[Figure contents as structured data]
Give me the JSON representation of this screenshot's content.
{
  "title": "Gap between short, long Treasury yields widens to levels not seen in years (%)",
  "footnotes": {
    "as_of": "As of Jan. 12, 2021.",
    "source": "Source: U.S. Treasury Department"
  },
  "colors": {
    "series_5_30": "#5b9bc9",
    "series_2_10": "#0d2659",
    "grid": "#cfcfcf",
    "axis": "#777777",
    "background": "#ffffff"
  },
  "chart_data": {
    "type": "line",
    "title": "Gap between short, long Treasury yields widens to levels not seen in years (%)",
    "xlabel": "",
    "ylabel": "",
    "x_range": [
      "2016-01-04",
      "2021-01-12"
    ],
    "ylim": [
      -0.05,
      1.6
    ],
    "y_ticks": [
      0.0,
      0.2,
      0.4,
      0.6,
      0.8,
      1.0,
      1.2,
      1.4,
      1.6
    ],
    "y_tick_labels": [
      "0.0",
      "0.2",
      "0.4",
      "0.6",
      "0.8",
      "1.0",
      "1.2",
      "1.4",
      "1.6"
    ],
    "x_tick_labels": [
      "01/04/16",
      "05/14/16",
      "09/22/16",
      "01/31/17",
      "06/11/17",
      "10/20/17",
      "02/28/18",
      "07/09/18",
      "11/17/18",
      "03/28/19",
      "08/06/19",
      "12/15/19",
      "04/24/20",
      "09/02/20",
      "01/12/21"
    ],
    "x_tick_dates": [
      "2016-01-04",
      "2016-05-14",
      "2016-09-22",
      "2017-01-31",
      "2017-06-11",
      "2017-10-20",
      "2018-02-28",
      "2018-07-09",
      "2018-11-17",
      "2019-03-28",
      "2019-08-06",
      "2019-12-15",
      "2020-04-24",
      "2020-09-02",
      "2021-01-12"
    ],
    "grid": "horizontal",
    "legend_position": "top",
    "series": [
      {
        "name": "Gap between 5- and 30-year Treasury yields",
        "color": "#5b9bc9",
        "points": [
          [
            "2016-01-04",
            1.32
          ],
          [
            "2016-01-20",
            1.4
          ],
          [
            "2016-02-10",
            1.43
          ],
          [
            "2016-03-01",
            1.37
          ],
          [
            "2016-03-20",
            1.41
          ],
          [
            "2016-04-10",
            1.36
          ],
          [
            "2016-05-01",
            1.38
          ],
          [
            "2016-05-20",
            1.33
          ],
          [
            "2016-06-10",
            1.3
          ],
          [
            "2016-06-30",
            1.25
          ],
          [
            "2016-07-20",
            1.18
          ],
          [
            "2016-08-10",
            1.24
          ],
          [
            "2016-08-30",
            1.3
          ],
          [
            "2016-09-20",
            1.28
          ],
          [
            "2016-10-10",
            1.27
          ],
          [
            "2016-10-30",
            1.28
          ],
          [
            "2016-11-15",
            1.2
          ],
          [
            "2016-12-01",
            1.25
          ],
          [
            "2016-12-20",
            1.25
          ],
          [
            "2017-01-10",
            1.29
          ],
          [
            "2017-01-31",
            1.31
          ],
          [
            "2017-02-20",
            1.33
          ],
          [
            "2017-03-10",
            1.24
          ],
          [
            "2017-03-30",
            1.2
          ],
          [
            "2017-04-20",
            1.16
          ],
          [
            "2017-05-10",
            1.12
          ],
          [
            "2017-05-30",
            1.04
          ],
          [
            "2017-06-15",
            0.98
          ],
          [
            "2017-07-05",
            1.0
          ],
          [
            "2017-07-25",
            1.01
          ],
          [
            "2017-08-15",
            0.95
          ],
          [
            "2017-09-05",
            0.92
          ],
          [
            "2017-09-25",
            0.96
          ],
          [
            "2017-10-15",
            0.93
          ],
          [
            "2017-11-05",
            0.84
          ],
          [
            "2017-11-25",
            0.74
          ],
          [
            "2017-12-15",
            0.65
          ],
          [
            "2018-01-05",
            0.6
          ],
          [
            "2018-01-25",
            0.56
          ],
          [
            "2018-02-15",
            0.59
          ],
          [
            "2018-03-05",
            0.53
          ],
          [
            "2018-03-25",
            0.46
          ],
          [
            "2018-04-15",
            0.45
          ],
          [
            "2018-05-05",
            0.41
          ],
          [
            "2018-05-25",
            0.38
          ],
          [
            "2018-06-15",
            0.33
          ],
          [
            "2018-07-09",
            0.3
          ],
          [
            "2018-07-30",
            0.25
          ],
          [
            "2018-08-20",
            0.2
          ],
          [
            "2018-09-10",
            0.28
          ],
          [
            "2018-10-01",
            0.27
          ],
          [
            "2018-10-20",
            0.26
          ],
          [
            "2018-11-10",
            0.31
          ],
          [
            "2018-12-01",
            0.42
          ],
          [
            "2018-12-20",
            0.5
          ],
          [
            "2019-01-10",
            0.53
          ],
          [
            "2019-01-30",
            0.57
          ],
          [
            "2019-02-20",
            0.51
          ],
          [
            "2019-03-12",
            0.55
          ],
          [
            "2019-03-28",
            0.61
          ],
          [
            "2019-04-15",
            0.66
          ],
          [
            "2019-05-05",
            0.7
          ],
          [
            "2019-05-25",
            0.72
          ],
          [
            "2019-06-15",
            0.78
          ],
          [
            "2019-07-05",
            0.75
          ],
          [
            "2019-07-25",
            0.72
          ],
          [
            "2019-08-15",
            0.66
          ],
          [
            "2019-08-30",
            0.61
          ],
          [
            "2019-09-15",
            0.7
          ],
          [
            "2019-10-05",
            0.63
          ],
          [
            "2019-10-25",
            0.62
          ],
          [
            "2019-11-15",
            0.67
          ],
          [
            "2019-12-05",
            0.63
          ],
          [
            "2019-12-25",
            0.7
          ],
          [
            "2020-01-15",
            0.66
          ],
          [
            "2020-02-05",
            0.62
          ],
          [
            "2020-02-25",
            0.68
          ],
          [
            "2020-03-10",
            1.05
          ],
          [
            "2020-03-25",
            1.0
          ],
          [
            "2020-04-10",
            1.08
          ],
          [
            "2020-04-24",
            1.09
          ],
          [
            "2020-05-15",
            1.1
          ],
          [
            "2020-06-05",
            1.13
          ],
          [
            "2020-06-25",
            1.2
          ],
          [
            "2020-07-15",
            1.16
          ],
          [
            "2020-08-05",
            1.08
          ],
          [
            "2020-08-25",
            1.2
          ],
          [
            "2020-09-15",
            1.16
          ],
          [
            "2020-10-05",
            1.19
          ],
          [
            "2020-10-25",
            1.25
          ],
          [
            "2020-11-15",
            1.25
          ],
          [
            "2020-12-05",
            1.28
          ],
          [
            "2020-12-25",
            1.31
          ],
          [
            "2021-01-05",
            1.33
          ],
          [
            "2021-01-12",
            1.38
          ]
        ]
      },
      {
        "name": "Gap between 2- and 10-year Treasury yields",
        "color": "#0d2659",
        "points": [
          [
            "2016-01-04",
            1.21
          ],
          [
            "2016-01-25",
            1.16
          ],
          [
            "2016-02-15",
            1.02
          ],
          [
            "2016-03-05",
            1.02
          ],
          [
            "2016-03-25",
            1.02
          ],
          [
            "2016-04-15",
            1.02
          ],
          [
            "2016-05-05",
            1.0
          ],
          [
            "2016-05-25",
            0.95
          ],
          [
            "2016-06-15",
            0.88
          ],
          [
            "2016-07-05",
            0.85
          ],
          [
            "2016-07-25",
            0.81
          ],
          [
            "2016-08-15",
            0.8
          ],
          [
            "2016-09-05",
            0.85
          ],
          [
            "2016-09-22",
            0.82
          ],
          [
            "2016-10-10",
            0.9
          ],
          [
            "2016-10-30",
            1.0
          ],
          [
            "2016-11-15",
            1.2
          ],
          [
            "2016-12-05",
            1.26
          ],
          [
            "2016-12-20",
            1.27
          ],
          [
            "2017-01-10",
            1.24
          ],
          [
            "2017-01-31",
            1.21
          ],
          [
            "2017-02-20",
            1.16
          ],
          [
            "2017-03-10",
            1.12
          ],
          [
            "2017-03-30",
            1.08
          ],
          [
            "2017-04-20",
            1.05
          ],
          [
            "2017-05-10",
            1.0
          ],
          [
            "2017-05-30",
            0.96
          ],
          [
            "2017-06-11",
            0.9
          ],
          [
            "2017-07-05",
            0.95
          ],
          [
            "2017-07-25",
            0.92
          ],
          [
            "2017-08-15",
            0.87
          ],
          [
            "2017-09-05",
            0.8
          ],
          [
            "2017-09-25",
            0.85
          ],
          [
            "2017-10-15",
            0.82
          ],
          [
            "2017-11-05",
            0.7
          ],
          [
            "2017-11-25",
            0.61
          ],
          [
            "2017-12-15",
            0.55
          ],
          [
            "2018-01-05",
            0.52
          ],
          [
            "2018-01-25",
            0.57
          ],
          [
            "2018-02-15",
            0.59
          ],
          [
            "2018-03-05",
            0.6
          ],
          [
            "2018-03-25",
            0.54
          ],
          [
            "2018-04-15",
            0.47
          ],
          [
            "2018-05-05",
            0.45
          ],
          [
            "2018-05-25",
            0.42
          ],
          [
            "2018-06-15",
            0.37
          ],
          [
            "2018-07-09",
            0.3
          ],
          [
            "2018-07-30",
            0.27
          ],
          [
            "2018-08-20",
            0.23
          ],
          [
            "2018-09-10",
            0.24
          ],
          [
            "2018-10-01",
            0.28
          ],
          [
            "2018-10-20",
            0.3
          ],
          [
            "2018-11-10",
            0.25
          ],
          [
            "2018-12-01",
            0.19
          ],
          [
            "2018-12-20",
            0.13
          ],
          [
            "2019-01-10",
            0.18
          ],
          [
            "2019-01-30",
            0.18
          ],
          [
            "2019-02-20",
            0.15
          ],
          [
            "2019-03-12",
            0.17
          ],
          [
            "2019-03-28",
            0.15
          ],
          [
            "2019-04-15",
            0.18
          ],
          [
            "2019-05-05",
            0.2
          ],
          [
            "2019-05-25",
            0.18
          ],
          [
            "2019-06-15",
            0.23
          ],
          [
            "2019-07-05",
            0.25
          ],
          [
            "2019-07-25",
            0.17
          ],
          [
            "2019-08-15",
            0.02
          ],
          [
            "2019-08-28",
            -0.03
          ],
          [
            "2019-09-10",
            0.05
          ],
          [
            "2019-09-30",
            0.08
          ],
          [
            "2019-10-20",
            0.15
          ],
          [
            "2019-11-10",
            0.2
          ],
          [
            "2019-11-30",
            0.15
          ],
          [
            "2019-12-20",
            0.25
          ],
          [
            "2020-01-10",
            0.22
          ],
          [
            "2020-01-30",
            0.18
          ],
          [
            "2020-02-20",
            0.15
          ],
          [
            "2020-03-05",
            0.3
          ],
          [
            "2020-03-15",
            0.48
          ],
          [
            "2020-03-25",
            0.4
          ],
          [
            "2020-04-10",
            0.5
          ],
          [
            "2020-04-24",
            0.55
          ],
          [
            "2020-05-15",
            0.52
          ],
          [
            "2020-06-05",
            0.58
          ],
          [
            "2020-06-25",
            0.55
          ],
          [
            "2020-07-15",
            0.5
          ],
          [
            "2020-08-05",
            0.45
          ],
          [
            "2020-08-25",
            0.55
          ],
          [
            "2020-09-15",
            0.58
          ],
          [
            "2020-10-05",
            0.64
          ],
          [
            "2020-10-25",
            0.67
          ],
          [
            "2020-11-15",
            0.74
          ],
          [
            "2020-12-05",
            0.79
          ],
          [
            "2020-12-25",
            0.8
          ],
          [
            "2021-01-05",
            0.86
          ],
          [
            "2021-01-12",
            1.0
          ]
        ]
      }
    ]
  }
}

Exercise prompt: From the records above, copy every line that holds the word "yields".

Full solution:
  "title": "Gap between short, long Treasury yields widens to levels not seen in years (%)",
    "title": "Gap between short, long Treasury yields widens to levels not seen in years (%)",
        "name": "Gap between 5- and 30-year Treasury yields",
        "name": "Gap between 2- and 10-year Treasury yields",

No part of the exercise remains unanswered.